— Start Data for processing —

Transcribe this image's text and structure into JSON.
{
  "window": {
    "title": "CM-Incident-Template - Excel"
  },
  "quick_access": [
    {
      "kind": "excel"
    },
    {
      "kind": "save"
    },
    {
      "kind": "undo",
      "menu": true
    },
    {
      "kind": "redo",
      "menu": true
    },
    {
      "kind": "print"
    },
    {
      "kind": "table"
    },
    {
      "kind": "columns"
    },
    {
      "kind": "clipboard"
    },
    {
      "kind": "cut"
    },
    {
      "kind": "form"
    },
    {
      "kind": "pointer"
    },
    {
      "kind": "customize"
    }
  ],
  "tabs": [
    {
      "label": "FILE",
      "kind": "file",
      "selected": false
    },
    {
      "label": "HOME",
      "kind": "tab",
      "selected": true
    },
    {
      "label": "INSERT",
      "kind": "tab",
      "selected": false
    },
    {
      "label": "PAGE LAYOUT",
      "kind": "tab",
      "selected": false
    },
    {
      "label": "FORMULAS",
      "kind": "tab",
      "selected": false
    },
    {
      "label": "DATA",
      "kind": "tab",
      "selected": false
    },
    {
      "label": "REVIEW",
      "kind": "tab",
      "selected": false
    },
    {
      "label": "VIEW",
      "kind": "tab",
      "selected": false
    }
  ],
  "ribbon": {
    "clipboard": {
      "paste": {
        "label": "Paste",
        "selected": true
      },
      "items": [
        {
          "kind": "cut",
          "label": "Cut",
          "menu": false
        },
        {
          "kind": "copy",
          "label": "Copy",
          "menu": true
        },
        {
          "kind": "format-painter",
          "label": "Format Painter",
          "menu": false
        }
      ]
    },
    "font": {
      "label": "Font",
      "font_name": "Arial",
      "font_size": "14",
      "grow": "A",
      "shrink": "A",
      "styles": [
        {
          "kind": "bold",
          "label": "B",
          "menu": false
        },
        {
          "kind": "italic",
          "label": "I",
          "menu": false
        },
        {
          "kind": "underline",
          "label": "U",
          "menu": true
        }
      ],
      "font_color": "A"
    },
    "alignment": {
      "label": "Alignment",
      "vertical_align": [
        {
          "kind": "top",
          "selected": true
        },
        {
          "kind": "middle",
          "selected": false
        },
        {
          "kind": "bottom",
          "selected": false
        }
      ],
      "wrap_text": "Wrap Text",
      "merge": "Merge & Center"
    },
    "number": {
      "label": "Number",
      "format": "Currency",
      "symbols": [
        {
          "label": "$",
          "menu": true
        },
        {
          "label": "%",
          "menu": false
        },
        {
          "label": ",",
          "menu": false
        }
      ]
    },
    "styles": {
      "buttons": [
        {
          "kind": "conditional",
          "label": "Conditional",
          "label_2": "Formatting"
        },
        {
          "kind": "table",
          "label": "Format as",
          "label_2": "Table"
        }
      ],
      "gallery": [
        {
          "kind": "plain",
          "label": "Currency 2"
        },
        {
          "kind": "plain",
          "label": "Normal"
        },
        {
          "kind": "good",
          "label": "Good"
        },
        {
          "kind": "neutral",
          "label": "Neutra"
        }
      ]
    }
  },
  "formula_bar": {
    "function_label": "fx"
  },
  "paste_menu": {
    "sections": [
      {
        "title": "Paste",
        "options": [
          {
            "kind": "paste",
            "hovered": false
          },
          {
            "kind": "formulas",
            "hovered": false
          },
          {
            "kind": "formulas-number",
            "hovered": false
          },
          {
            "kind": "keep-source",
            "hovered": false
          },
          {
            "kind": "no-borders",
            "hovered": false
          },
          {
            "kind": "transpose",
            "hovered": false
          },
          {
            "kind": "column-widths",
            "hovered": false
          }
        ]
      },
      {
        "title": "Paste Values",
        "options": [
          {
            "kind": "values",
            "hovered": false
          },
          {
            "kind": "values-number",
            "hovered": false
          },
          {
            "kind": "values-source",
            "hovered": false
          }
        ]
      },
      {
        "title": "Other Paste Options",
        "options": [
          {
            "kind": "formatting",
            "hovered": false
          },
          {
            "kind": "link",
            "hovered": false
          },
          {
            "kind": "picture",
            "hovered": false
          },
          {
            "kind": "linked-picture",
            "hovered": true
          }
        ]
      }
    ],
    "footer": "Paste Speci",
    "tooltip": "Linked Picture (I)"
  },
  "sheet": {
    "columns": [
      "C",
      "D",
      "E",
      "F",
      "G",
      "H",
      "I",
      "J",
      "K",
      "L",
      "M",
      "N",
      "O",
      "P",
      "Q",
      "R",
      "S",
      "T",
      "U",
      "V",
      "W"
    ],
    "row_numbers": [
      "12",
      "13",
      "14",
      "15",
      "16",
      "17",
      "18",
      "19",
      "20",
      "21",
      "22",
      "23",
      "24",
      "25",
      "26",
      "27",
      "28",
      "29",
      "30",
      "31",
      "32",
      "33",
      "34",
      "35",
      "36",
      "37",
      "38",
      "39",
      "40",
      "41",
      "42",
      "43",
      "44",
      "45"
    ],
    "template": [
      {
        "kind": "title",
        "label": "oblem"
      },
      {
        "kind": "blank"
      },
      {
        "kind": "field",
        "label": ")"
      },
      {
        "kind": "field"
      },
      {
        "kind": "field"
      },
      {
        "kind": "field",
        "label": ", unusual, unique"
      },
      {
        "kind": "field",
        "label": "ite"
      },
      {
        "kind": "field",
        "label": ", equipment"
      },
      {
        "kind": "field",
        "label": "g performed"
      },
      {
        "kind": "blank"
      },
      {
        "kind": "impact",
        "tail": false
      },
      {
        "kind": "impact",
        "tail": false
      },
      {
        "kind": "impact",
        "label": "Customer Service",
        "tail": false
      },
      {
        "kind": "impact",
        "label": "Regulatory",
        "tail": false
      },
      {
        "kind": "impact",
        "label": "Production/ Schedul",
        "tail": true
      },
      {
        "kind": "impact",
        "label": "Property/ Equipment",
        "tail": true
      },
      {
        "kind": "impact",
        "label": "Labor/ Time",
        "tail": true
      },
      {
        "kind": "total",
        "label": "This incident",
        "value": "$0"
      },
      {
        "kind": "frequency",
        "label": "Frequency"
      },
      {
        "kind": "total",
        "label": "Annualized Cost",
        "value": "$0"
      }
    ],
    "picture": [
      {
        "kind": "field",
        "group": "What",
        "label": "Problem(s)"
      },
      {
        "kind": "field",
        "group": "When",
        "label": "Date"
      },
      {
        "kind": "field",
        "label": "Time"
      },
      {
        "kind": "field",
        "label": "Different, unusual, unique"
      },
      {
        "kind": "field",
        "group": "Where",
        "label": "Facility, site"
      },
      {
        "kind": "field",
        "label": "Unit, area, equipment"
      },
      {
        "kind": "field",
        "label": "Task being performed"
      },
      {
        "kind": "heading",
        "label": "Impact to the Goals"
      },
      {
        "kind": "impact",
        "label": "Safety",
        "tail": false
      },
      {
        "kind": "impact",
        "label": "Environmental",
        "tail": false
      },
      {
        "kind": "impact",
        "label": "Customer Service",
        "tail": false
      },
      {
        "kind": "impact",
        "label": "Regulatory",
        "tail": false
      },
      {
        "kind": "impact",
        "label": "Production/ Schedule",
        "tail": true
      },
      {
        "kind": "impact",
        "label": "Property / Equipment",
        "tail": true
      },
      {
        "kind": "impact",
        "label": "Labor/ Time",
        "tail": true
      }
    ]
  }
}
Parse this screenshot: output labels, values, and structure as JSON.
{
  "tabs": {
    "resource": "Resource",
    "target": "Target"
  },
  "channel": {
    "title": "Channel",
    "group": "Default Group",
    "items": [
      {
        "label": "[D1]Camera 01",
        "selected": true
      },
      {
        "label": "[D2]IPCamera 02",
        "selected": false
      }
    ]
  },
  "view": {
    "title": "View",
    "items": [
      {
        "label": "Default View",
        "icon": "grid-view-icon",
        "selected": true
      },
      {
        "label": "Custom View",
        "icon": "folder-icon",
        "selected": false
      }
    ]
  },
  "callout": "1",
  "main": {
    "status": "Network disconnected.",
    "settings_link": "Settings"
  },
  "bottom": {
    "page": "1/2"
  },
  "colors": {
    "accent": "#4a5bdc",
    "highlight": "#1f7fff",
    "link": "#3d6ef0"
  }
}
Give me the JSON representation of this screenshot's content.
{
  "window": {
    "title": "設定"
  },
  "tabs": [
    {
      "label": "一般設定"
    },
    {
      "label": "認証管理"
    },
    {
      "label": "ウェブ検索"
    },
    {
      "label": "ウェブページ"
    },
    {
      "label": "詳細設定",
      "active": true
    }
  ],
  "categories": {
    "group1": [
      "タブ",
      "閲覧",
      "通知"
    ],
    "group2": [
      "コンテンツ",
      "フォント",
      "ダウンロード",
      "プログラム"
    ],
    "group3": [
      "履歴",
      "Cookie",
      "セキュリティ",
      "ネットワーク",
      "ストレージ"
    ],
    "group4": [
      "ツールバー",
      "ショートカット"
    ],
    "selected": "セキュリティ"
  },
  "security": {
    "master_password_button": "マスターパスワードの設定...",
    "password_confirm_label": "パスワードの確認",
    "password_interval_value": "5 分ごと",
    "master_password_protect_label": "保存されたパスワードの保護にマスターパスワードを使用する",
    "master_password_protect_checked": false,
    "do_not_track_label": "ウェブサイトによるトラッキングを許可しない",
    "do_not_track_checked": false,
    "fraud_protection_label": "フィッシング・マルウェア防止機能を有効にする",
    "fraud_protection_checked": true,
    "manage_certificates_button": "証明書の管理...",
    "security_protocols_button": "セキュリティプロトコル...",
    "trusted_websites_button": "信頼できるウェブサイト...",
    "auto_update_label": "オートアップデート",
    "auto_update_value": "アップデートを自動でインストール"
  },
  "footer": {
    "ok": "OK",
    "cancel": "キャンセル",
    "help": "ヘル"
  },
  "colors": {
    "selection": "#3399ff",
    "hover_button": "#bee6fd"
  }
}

— End Data for processing —

Task goal → Copy out each line in the listing that has the word "JSON".

Task output →
Transcribe this image's text and structure into JSON.
Parse this screenshot: output labels, values, and structure as JSON.
Give me the JSON representation of this screenshot's content.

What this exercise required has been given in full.